Dataset rows:
..........
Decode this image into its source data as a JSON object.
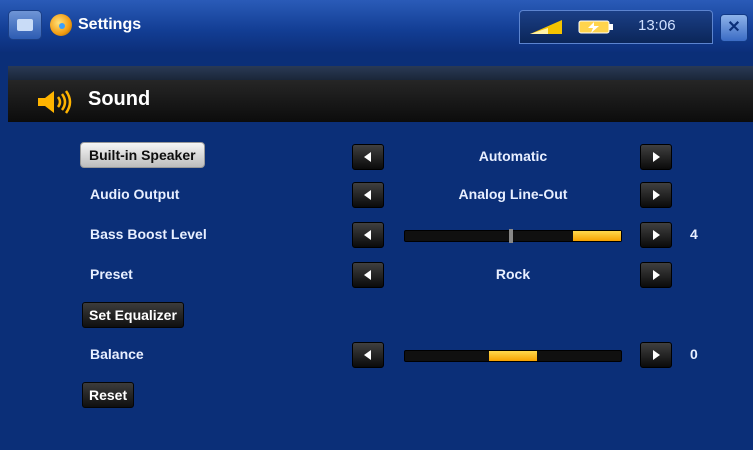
{
  "window": {
    "app_title": "Settings",
    "clock": "13:06",
    "icons": {
      "menu": "menu-icon",
      "app": "settings-icon",
      "wifi": "wifi-signal-icon",
      "battery": "battery-charging-icon",
      "close": "close-icon"
    }
  },
  "section": {
    "title": "Sound",
    "icon": "speaker-icon"
  },
  "settings": {
    "speaker": {
      "label": "Built-in Speaker",
      "value": "Automatic"
    },
    "audio_output": {
      "label": "Audio Output",
      "value": "Analog Line-Out"
    },
    "bass_boost": {
      "label": "Bass Boost Level",
      "value": "4",
      "level_fraction": 0.2
    },
    "preset": {
      "label": "Preset",
      "value": "Rock"
    },
    "equalizer": {
      "label": "Set Equalizer"
    },
    "balance": {
      "label": "Balance",
      "value": "0"
    },
    "reset": {
      "label": "Reset"
    }
  },
  "colors": {
    "background": "#0b2f78",
    "accent": "#f7a200",
    "section_bar": "#111111"
  }
}
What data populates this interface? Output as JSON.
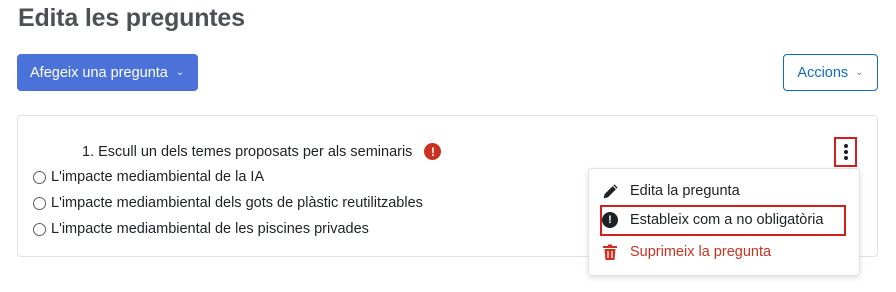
{
  "page": {
    "title": "Edita les preguntes"
  },
  "toolbar": {
    "add_label": "Afegeix una pregunta",
    "actions_label": "Accions"
  },
  "question": {
    "title": "1. Escull un dels temes proposats per als seminaris",
    "options": [
      "L'impacte mediambiental de la IA",
      "L'impacte mediambiental dels gots de plàstic reutilitzables",
      "L'impacte mediambiental de les piscines privades"
    ]
  },
  "menu": {
    "edit_label": "Edita la pregunta",
    "optional_label": "Estableix com a no obligatòria",
    "delete_label": "Suprimeix la pregunta"
  },
  "colors": {
    "primary": "#4a72d8",
    "danger": "#ca3120",
    "highlight": "#d0201e"
  },
  "icons": {
    "required": "exclamation-circle-icon",
    "edit": "pencil-icon",
    "optional": "exclamation-circle-icon",
    "delete": "trash-icon",
    "more": "kebab-menu-icon"
  }
}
..........
▶ _REQUIREMENT_:
Retype exactly, and only, the lines from the one containing "What data populates" through the end of the material, leaving aside every picture.

▶ _ANSWER BELOW_:
What data populates this interface? Output as JSON.
{
  "page": {
    "title": "Edita les preguntes"
  },
  "toolbar": {
    "add_label": "Afegeix una pregunta",
    "actions_label": "Accions"
  },
  "question": {
    "title": "1. Escull un dels temes proposats per als seminaris",
    "options": [
      "L'impacte mediambiental de la IA",
      "L'impacte mediambiental dels gots de plàstic reutilitzables",
      "L'impacte mediambiental de les piscines privades"
    ]
  },
  "menu": {
    "edit_label": "Edita la pregunta",
    "optional_label": "Estableix com a no obligatòria",
    "delete_label": "Suprimeix la pregunta"
  },
  "colors": {
    "primary": "#4a72d8",
    "danger": "#ca3120",
    "highlight": "#d0201e"
  },
  "icons": {
    "required": "exclamation-circle-icon",
    "edit": "pencil-icon",
    "optional": "exclamation-circle-icon",
    "delete": "trash-icon",
    "more": "kebab-menu-icon"
  }
}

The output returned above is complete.